-- start DATA SHOWN --

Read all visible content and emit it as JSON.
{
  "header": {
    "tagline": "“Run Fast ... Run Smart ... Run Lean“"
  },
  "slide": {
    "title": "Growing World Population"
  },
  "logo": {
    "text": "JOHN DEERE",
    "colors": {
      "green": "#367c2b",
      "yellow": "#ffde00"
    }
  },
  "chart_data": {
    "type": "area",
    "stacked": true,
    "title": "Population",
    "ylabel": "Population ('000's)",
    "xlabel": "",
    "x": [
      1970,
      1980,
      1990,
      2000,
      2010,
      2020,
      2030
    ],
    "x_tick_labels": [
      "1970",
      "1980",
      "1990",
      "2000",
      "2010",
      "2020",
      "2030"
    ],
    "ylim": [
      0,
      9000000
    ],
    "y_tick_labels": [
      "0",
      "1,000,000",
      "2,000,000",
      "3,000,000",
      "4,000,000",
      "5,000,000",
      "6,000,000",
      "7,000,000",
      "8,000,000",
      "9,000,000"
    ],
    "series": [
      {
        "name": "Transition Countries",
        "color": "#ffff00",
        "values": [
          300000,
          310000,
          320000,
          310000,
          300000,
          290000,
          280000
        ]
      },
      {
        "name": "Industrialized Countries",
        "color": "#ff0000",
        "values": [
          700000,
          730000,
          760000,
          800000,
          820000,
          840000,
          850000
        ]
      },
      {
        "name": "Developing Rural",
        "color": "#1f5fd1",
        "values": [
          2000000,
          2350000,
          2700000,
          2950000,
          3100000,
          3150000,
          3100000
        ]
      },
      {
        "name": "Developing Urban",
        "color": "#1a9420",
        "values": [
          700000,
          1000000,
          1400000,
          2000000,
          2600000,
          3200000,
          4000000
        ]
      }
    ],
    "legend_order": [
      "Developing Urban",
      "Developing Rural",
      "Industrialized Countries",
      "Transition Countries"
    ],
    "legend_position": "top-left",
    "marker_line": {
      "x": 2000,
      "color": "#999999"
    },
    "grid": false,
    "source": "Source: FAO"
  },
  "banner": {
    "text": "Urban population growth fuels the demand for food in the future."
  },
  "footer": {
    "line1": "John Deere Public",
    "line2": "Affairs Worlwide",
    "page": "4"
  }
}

-- end DATA SHOWN --

WORK TO BE COMPLETED:
Copy down every line of the entries containing the word "Urban".

RESULT BELOW:
        "name": "Developing Urban",
      "Developing Urban",
    "text": "Urban population growth fuels the demand for food in the future."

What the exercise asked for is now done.